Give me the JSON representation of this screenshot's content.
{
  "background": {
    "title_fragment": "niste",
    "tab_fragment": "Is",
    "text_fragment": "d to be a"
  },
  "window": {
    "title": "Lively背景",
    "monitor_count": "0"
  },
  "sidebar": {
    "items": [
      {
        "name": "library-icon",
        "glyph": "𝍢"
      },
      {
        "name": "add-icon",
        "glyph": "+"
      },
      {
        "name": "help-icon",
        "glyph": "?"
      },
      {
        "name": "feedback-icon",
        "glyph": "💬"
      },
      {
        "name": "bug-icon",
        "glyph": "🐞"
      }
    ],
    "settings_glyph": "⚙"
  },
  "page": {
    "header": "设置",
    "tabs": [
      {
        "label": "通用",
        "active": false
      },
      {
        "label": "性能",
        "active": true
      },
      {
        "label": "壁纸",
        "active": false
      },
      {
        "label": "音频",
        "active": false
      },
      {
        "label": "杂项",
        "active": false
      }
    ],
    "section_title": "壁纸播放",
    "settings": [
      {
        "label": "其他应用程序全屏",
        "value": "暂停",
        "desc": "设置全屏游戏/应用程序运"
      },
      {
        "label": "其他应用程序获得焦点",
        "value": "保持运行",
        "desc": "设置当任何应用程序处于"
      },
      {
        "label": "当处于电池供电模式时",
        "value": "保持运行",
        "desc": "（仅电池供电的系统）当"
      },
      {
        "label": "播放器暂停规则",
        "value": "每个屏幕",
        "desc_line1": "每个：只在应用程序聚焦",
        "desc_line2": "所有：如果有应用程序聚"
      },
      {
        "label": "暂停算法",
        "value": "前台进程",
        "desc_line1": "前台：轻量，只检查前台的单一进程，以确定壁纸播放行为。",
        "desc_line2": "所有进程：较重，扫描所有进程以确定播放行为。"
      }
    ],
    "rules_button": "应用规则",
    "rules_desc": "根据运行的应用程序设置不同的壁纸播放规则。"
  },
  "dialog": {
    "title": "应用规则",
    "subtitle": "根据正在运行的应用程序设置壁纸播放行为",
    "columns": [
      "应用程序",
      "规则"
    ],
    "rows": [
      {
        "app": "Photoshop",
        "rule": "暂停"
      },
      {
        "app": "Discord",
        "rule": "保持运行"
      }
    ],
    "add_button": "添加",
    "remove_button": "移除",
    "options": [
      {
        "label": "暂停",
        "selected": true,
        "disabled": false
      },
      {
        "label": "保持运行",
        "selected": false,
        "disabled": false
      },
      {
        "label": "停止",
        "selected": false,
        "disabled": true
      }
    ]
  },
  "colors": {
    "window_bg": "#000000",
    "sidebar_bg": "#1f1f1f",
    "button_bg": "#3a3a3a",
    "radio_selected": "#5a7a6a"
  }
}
::::
## [Stated problem]
Reproduce the complete data exactly as presented above.

## [Solution for this exercise]
Give me the JSON representation of this screenshot's content.
{
  "background": {
    "title_fragment": "niste",
    "tab_fragment": "Is",
    "text_fragment": "d to be a"
  },
  "window": {
    "title": "Lively背景",
    "monitor_count": "0"
  },
  "sidebar": {
    "items": [
      {
        "name": "library-icon",
        "glyph": "𝍢"
      },
      {
        "name": "add-icon",
        "glyph": "+"
      },
      {
        "name": "help-icon",
        "glyph": "?"
      },
      {
        "name": "feedback-icon",
        "glyph": "💬"
      },
      {
        "name": "bug-icon",
        "glyph": "🐞"
      }
    ],
    "settings_glyph": "⚙"
  },
  "page": {
    "header": "设置",
    "tabs": [
      {
        "label": "通用",
        "active": false
      },
      {
        "label": "性能",
        "active": true
      },
      {
        "label": "壁纸",
        "active": false
      },
      {
        "label": "音频",
        "active": false
      },
      {
        "label": "杂项",
        "active": false
      }
    ],
    "section_title": "壁纸播放",
    "settings": [
      {
        "label": "其他应用程序全屏",
        "value": "暂停",
        "desc": "设置全屏游戏/应用程序运"
      },
      {
        "label": "其他应用程序获得焦点",
        "value": "保持运行",
        "desc": "设置当任何应用程序处于"
      },
      {
        "label": "当处于电池供电模式时",
        "value": "保持运行",
        "desc": "（仅电池供电的系统）当"
      },
      {
        "label": "播放器暂停规则",
        "value": "每个屏幕",
        "desc_line1": "每个：只在应用程序聚焦",
        "desc_line2": "所有：如果有应用程序聚"
      },
      {
        "label": "暂停算法",
        "value": "前台进程",
        "desc_line1": "前台：轻量，只检查前台的单一进程，以确定壁纸播放行为。",
        "desc_line2": "所有进程：较重，扫描所有进程以确定播放行为。"
      }
    ],
    "rules_button": "应用规则",
    "rules_desc": "根据运行的应用程序设置不同的壁纸播放规则。"
  },
  "dialog": {
    "title": "应用规则",
    "subtitle": "根据正在运行的应用程序设置壁纸播放行为",
    "columns": [
      "应用程序",
      "规则"
    ],
    "rows": [
      {
        "app": "Photoshop",
        "rule": "暂停"
      },
      {
        "app": "Discord",
        "rule": "保持运行"
      }
    ],
    "add_button": "添加",
    "remove_button": "移除",
    "options": [
      {
        "label": "暂停",
        "selected": true,
        "disabled": false
      },
      {
        "label": "保持运行",
        "selected": false,
        "disabled": false
      },
      {
        "label": "停止",
        "selected": false,
        "disabled": true
      }
    ]
  },
  "colors": {
    "window_bg": "#000000",
    "sidebar_bg": "#1f1f1f",
    "button_bg": "#3a3a3a",
    "radio_selected": "#5a7a6a"
  }
}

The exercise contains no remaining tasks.